Consigne 1:
Indiquez si chacune des affirmations suivantes concorde avec l'article sur les « 10 milliards de cadeaux », en répondant par oui ou par non et en citant les mots décisifs du texte : (a) l'abandon de la hausse de la CSG est chiffré à 1,5 milliard ; (b) la dispense de cotisations sociales sur les heures supplémentaires représente 1,3 milliard ; (c) une partie des ménages est exonérée de taxe d'habitation depuis longtemps.
Consigne 2:
Reproduisez à l'identique le passage de l'article sur les « 10 milliards de cadeaux » qui va de « par Rémy Prud’homme » à « à 4 milliards. ».

Extrait choisi:
......
« 10 milliards de cadeaux » : com’ vs. réalité

par Rémy Prud’homme

Le gouvernement, repris par les média, veut nous faire croire qu’il a « lâché » 10 milliards aux gilets jaunes, qu’il a augmenté de 10 milliards le pouvoir d’achat des Français plus pauvres. Faux. Le « cadeau » fait à ceux qui ont des fins de mois difficiles s’élève au mieux à 4 milliards.

Quatre mesures ont été prises le 10 décembre, dans la hâte, l’improvisation et l’imprécision:

(1) l’augmentation de la prime d’activité, incorrectement baptisée 100 € de plus pour les smicards, d’un coût estimé à 2,5 milliards ;

(2) l’allègement des charges sur les heures supplémentaires, à la Sarkozy, pour un coût de 2,5 milliards ;

(3) l’abandon de la hausse de la CSG pour les retraites des ménages dont le revenu fiscal est bas, pour 1,5 milliard ; et

(4) l’abandon des hausses des taxes sur les carburants initialement prévues dans le budget, pour 3,5 milliards.

Le total fait bien dix milliards. Mais pas dix milliards de cadeaux.

La première mesure, l’augmentation de la prime d’activité, pour ceux qui la demandent, est un vrai cadeau, qui augmentera le niveau de vie des plus pauvres, et pas seulement des smicards, de 2,5 milliards.

La deuxième mesure, qui concerne les heures supplémentaires, est double. En jargon, on dit qu’elles sont désocialisées, et défiscalisées. Désocialisées : le paiement de ces heures supplémentaires est dispensé des cotisations sociales, à hauteur d’environ 1,2 milliards. Défiscalisées : le revenu de ces heures supplémentaires est exonéré de l’impôt sur le revenu, ce qui représente 1,3 milliards. Mais en réalité, cette dernière exonération est un leurre. La moitié des ménages, les moins riches, ne paient pas l’impôt sur le revenu. Le produit des heures supplémentaires de ces ménages n’est de toutes façons pas taxé au titre de l’impôt sur le revenu. Le 1,3 milliard d’exonération ne bénéficiera qu’à ceux des ménages imposés au titre de l’impôt sur le revenu. Tant mieux pour eux. Mais il est ridicule ou malhonnête de compter cette défiscalisation comme une contribution au pouvoir d’achat des plus pauvres. (Soit dit entre parenthèse, on observe un phénomène comparable à propos de la suppression de la taxe d’habitation. En fait, quelques 20% des ménages – les plus pauvres – sont depuis longtemps déjà exonérés de taxe d’habitation. On leur supprime un impôt qu’ils ne payaient pas. Et on s’étonne qu’ils ne disent pas : merci.)
......
Listing fourni:
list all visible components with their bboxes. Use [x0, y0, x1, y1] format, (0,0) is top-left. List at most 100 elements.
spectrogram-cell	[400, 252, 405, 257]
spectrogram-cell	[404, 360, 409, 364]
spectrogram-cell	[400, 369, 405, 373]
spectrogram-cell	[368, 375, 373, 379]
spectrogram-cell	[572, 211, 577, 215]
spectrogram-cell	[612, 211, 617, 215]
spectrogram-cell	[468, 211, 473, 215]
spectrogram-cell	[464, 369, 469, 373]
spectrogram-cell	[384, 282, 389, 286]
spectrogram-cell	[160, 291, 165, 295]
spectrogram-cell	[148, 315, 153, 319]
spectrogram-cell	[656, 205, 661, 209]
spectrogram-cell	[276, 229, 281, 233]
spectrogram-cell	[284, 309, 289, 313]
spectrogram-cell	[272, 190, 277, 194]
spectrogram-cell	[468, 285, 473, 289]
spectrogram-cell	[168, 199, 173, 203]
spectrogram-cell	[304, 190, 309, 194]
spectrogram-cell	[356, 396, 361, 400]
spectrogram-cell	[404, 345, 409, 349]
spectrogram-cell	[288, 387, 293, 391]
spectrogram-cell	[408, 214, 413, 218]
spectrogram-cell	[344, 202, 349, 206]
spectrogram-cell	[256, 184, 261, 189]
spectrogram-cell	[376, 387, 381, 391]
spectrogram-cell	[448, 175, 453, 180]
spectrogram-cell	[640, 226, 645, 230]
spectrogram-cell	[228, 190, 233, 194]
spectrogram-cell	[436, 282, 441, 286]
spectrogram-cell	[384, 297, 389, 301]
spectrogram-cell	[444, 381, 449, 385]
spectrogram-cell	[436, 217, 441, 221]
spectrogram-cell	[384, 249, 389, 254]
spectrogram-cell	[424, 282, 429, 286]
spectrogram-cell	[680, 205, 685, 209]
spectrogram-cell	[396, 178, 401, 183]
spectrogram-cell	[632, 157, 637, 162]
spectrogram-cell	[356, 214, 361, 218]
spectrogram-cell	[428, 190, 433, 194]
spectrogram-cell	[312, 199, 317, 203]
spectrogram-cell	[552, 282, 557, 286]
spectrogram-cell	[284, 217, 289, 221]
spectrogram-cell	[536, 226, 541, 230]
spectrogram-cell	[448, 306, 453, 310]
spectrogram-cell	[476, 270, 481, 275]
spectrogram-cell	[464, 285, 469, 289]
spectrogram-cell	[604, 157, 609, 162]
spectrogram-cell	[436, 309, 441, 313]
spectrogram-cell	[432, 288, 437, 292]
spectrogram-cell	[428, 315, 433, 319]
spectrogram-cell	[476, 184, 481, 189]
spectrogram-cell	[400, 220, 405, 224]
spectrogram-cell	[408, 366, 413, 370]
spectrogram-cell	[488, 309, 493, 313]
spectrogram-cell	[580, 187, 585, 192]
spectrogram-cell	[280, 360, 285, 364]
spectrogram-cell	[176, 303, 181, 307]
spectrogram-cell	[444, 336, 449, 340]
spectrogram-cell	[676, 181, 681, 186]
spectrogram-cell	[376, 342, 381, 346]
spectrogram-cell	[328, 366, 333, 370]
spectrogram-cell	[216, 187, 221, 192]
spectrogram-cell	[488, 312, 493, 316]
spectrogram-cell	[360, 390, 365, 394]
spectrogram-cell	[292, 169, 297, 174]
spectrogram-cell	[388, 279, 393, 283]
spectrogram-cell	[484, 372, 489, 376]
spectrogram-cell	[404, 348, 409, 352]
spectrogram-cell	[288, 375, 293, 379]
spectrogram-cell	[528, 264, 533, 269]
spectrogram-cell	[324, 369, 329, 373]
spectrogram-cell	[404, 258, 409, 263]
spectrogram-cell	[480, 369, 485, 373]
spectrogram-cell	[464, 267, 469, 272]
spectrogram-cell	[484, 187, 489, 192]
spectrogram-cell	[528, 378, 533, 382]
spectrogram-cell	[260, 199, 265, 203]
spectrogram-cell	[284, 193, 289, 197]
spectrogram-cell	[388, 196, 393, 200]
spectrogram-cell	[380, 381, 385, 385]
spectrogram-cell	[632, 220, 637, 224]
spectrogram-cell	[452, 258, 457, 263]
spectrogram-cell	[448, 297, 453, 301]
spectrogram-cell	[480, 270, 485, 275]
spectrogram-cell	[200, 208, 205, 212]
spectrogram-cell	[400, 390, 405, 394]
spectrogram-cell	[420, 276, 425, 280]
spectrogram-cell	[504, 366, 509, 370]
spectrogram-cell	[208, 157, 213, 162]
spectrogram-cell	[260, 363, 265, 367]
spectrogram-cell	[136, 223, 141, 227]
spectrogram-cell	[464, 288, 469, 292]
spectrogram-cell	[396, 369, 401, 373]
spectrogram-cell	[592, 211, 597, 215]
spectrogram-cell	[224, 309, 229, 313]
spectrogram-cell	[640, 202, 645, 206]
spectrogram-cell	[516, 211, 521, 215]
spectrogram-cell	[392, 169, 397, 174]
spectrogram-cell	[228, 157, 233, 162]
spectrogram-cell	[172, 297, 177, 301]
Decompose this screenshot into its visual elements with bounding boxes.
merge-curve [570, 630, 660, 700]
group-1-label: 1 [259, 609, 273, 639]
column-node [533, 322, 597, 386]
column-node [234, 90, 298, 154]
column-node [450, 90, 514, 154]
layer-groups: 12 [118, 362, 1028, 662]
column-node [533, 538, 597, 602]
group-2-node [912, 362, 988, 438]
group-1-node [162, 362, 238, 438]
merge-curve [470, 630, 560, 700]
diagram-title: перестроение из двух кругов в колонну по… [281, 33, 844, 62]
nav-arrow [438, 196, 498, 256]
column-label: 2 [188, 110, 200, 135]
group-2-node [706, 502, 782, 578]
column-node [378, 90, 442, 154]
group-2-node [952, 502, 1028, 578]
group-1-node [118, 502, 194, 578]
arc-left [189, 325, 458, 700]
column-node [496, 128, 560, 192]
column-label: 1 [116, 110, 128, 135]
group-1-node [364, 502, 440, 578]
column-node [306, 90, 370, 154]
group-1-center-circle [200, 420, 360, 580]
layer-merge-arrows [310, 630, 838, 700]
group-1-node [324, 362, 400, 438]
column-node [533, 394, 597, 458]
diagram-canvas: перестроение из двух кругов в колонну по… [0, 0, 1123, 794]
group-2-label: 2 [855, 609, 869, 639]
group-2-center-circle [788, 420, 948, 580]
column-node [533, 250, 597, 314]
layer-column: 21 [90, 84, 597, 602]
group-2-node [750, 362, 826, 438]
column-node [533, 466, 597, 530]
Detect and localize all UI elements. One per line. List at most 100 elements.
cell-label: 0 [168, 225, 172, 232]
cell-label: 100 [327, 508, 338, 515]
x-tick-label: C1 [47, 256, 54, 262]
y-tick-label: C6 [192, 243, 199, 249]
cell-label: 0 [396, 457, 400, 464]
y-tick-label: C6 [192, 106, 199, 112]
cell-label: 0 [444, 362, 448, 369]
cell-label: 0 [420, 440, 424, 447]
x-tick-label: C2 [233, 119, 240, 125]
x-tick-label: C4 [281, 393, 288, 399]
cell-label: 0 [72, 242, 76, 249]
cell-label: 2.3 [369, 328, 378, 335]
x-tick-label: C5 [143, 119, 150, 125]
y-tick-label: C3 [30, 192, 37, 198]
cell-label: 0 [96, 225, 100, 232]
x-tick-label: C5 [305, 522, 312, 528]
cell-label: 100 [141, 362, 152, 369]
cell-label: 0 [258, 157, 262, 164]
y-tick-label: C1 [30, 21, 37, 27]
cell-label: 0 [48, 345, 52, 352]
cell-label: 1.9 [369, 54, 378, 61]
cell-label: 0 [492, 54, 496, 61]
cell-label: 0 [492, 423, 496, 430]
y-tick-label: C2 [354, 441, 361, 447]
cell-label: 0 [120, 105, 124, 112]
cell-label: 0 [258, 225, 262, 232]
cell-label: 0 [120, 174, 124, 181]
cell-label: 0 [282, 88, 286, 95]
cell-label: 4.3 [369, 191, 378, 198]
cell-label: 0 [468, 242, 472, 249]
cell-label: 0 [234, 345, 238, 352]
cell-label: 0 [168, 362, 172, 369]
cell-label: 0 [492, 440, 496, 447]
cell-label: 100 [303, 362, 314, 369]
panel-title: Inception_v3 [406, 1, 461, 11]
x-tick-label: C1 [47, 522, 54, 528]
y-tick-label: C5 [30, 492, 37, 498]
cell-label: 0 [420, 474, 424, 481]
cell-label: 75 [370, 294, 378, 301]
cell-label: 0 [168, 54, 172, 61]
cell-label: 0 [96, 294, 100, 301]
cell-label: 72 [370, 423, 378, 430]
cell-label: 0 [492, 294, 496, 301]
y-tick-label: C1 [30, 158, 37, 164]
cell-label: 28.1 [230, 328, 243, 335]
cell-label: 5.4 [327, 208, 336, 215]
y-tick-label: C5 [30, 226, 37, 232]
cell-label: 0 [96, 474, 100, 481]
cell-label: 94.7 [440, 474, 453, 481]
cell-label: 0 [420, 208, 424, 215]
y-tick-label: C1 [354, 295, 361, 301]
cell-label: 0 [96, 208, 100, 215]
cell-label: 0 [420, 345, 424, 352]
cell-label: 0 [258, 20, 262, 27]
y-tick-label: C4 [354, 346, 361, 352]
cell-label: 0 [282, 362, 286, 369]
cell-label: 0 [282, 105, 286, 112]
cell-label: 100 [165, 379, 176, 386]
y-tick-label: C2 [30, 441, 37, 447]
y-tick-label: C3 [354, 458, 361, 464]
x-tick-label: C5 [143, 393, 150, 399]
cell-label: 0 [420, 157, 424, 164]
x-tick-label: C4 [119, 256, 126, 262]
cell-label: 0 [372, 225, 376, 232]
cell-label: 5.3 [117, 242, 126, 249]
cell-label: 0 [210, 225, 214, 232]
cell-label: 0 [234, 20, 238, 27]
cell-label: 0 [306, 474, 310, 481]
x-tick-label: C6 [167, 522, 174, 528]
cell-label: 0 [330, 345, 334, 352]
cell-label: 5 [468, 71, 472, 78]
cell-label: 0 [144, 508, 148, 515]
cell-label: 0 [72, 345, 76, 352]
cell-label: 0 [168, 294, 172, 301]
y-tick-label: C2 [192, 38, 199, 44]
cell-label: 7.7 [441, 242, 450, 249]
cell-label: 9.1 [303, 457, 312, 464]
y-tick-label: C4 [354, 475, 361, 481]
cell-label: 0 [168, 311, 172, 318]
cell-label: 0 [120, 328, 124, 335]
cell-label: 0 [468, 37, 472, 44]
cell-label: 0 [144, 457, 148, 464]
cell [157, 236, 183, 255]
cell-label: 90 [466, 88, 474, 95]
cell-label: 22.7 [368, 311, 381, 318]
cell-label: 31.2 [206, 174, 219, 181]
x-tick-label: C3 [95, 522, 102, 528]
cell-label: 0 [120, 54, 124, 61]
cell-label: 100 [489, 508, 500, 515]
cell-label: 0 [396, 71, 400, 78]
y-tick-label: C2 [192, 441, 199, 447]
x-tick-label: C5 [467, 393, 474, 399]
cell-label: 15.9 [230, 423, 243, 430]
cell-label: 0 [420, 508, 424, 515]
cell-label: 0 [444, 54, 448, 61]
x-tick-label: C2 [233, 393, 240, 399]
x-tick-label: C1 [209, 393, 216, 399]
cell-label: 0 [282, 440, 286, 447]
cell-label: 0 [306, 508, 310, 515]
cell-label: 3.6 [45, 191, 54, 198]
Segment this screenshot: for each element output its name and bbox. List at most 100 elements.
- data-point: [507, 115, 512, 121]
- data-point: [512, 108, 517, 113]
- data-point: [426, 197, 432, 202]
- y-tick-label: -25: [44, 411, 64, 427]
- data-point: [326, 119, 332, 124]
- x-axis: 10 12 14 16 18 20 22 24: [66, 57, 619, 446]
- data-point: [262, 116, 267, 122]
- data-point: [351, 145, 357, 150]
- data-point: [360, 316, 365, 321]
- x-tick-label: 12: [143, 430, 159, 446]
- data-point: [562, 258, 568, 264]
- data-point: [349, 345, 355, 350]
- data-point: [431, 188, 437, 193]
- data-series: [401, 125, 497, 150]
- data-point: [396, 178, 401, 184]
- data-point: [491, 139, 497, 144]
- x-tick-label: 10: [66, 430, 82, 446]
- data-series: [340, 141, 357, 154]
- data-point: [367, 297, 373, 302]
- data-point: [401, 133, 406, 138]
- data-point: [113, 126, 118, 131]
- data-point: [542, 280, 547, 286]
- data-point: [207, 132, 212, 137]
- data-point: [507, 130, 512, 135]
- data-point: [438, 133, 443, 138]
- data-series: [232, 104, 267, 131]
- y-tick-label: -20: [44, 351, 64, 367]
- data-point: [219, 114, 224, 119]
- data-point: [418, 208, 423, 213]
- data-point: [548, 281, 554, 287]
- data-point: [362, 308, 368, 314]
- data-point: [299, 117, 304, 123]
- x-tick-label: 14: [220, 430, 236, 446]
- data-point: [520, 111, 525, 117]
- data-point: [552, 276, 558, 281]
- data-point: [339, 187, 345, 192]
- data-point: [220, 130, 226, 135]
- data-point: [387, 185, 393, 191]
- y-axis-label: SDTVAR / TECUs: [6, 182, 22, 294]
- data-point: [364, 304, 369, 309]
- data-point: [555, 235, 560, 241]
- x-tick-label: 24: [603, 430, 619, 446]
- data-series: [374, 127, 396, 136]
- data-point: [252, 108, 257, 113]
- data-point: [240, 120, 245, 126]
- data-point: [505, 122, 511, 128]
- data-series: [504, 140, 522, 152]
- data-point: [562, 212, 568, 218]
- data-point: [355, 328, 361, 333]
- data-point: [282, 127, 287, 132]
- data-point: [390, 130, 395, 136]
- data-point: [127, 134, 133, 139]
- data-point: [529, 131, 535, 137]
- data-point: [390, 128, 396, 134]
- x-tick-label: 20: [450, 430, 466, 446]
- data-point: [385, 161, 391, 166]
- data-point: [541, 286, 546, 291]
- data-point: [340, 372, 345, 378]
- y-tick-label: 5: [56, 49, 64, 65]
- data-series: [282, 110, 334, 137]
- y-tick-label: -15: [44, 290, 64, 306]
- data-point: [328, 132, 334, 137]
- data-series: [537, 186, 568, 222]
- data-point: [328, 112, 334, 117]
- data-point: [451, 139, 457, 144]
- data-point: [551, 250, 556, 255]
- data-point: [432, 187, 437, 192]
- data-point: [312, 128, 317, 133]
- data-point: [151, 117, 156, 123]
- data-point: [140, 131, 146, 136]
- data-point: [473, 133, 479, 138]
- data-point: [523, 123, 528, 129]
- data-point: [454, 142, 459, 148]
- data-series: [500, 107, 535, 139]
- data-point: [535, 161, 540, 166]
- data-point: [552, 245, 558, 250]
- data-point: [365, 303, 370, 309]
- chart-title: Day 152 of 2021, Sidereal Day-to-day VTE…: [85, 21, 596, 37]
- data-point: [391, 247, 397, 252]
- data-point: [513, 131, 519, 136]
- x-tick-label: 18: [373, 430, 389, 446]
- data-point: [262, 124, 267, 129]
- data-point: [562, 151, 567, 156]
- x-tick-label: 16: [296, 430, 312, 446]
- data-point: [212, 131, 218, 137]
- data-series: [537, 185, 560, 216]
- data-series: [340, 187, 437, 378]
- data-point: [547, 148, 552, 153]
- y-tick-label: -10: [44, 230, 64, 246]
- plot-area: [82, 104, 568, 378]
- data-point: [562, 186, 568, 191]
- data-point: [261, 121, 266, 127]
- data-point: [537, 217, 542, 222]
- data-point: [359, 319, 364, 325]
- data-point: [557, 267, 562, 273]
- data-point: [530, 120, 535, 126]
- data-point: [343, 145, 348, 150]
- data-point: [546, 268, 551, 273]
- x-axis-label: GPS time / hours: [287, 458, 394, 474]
......
Réponse complète 1:
(a) Oui : « l’abandon de la hausse de la CSG pour les retraites des ménages dont le revenu fiscal est bas, pour 1,5 milliard ».
(b) Non : « le paiement de ces heures supplémentaires est dispensé des cotisations sociales, à hauteur d’environ 1,2 milliards ».
(c) Oui : « quelques 20% des ménages – les plus pauvres – sont depuis longtemps déjà exonérés de taxe d’habitation ».

Réponse complète 2:
par Rémy Prud’homme

Le gouvernement, repris par les média, veut nous faire croire qu’il a « lâché » 10 milliards aux gilets jaunes, qu’il a augmenté de 10 milliards le pouvoir d’achat des Français plus pauvres. Faux. Le « cadeau » fait à ceux qui ont des fins de mois difficiles s’élève au mieux à 4 milliards.